── Data for the task
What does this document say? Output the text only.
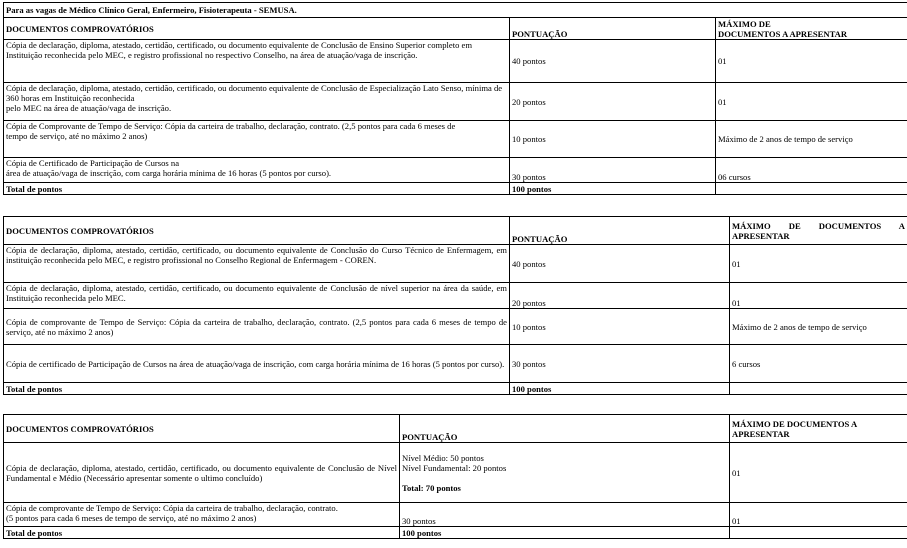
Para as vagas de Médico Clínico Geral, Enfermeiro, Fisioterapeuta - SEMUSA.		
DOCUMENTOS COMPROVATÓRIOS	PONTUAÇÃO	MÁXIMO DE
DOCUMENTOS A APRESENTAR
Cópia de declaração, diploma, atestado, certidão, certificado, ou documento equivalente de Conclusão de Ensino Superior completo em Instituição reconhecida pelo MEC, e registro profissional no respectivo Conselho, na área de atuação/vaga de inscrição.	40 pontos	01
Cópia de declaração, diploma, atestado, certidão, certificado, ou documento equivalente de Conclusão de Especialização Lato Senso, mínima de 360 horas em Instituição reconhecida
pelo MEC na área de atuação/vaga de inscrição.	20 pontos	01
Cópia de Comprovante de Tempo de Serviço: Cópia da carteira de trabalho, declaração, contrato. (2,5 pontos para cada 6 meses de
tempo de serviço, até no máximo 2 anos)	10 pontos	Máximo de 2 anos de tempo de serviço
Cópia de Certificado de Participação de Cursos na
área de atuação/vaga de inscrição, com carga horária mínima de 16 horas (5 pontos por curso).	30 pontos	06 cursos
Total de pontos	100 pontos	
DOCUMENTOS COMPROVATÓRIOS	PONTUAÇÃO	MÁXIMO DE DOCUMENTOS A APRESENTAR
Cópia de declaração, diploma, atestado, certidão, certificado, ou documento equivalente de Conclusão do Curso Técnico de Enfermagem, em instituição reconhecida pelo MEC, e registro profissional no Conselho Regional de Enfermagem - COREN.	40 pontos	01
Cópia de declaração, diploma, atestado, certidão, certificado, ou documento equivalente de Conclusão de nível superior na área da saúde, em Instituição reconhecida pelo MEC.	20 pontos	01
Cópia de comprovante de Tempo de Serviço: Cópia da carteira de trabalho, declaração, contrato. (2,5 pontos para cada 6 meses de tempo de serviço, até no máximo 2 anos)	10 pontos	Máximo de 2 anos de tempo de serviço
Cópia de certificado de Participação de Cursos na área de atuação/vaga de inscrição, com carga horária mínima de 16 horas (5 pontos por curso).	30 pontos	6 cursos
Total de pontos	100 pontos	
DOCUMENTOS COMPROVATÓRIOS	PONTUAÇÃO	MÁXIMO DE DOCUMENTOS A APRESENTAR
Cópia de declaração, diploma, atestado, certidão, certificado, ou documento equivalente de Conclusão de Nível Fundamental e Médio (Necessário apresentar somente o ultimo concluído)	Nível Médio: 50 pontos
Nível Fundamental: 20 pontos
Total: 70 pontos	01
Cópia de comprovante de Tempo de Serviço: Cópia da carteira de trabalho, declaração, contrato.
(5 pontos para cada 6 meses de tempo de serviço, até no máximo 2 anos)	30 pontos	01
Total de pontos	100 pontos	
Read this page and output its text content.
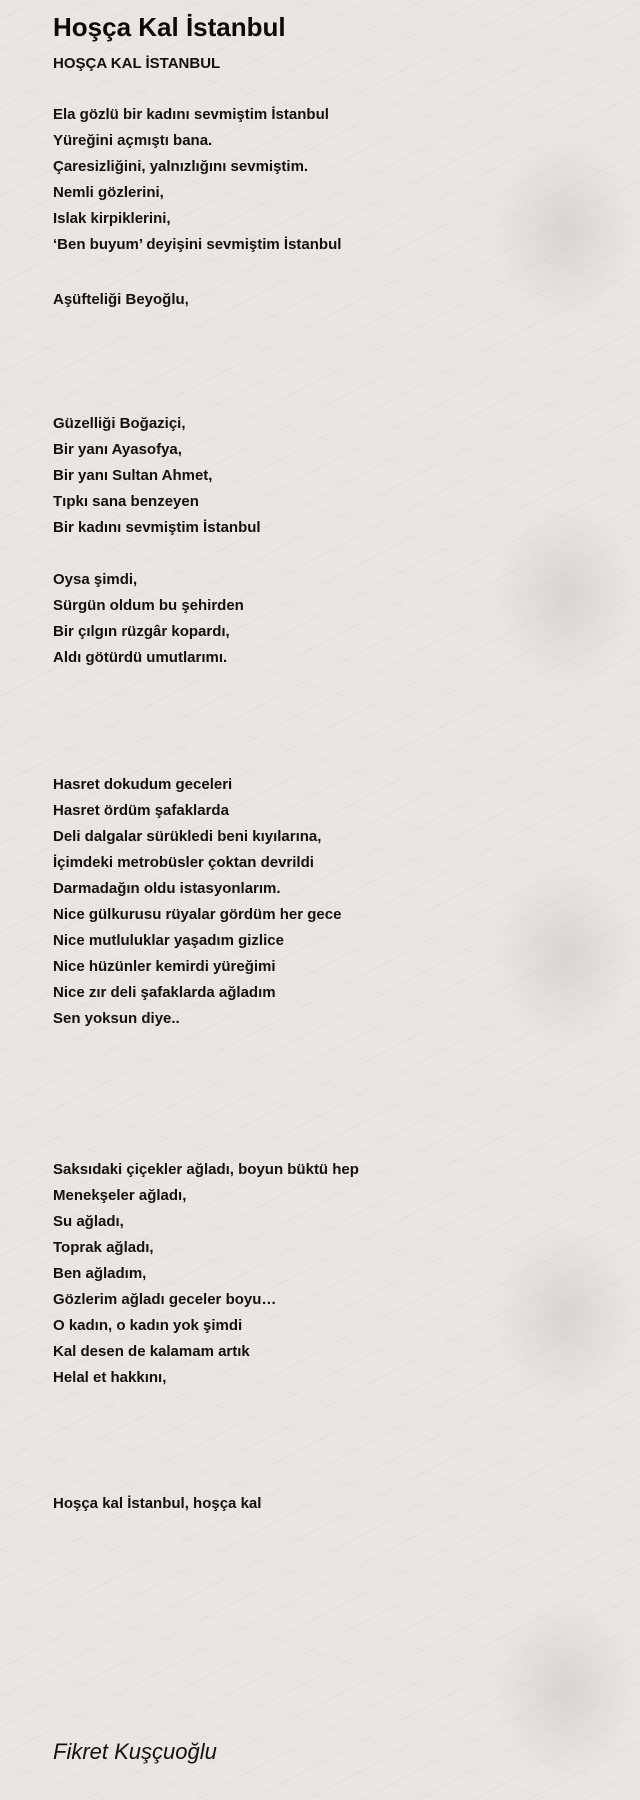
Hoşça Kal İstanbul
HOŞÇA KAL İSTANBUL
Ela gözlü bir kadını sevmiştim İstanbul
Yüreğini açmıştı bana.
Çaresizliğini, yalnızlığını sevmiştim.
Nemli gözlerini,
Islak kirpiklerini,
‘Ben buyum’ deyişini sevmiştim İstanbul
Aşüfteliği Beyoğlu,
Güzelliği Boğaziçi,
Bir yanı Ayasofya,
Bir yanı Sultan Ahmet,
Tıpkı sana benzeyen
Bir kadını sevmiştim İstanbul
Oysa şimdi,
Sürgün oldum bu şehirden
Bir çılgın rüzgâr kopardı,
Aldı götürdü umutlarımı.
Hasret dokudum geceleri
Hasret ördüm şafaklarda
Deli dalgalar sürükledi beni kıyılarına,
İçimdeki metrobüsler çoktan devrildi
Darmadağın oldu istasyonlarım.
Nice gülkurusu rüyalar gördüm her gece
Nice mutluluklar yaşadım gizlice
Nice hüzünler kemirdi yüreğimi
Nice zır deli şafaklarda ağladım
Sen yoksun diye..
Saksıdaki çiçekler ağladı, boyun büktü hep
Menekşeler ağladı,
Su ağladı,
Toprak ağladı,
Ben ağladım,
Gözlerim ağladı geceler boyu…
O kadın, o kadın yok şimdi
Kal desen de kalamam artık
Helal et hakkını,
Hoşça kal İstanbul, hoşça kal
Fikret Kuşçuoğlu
────
• Aim: Your job is to transcribe the entries above exactly; skip the pictures.

• Expected answer:
What does this document say? Output the text only.
Para as vagas de Médico Clínico Geral, Enfermeiro, Fisioterapeuta - SEMUSA.		
DOCUMENTOS COMPROVATÓRIOS	PONTUAÇÃO	MÁXIMO DE
DOCUMENTOS A APRESENTAR
Cópia de declaração, diploma, atestado, certidão, certificado, ou documento equivalente de Conclusão de Ensino Superior completo em Instituição reconhecida pelo MEC, e registro profissional no respectivo Conselho, na área de atuação/vaga de inscrição.	40 pontos	01
Cópia de declaração, diploma, atestado, certidão, certificado, ou documento equivalente de Conclusão de Especialização Lato Senso, mínima de 360 horas em Instituição reconhecida
pelo MEC na área de atuação/vaga de inscrição.	20 pontos	01
Cópia de Comprovante de Tempo de Serviço: Cópia da carteira de trabalho, declaração, contrato. (2,5 pontos para cada 6 meses de
tempo de serviço, até no máximo 2 anos)	10 pontos	Máximo de 2 anos de tempo de serviço
Cópia de Certificado de Participação de Cursos na
área de atuação/vaga de inscrição, com carga horária mínima de 16 horas (5 pontos por curso).	30 pontos	06 cursos
Total de pontos	100 pontos	
DOCUMENTOS COMPROVATÓRIOS	PONTUAÇÃO	MÁXIMO DE DOCUMENTOS A APRESENTAR
Cópia de declaração, diploma, atestado, certidão, certificado, ou documento equivalente de Conclusão do Curso Técnico de Enfermagem, em instituição reconhecida pelo MEC, e registro profissional no Conselho Regional de Enfermagem - COREN.	40 pontos	01
Cópia de declaração, diploma, atestado, certidão, certificado, ou documento equivalente de Conclusão de nível superior na área da saúde, em Instituição reconhecida pelo MEC.	20 pontos	01
Cópia de comprovante de Tempo de Serviço: Cópia da carteira de trabalho, declaração, contrato. (2,5 pontos para cada 6 meses de tempo de serviço, até no máximo 2 anos)	10 pontos	Máximo de 2 anos de tempo de serviço
Cópia de certificado de Participação de Cursos na área de atuação/vaga de inscrição, com carga horária mínima de 16 horas (5 pontos por curso).	30 pontos	6 cursos
Total de pontos	100 pontos	
DOCUMENTOS COMPROVATÓRIOS	PONTUAÇÃO	MÁXIMO DE DOCUMENTOS A APRESENTAR
Cópia de declaração, diploma, atestado, certidão, certificado, ou documento equivalente de Conclusão de Nível Fundamental e Médio (Necessário apresentar somente o ultimo concluído)	Nível Médio: 50 pontos
Nível Fundamental: 20 pontos
Total: 70 pontos	01
Cópia de comprovante de Tempo de Serviço: Cópia da carteira de trabalho, declaração, contrato.
(5 pontos para cada 6 meses de tempo de serviço, até no máximo 2 anos)	30 pontos	01
Total de pontos	100 pontos	
Read this page and output its text content.
Hoşça Kal İstanbul
HOŞÇA KAL İSTANBUL
Ela gözlü bir kadını sevmiştim İstanbul
Yüreğini açmıştı bana.
Çaresizliğini, yalnızlığını sevmiştim.
Nemli gözlerini,
Islak kirpiklerini,
‘Ben buyum’ deyişini sevmiştim İstanbul
Aşüfteliği Beyoğlu,
Güzelliği Boğaziçi,
Bir yanı Ayasofya,
Bir yanı Sultan Ahmet,
Tıpkı sana benzeyen
Bir kadını sevmiştim İstanbul
Oysa şimdi,
Sürgün oldum bu şehirden
Bir çılgın rüzgâr kopardı,
Aldı götürdü umutlarımı.
Hasret dokudum geceleri
Hasret ördüm şafaklarda
Deli dalgalar sürükledi beni kıyılarına,
İçimdeki metrobüsler çoktan devrildi
Darmadağın oldu istasyonlarım.
Nice gülkurusu rüyalar gördüm her gece
Nice mutluluklar yaşadım gizlice
Nice hüzünler kemirdi yüreğimi
Nice zır deli şafaklarda ağladım
Sen yoksun diye..
Saksıdaki çiçekler ağladı, boyun büktü hep
Menekşeler ağladı,
Su ağladı,
Toprak ağladı,
Ben ağladım,
Gözlerim ağladı geceler boyu…
O kadın, o kadın yok şimdi
Kal desen de kalamam artık
Helal et hakkını,
Hoşça kal İstanbul, hoşça kal
Fikret Kuşçuoğlu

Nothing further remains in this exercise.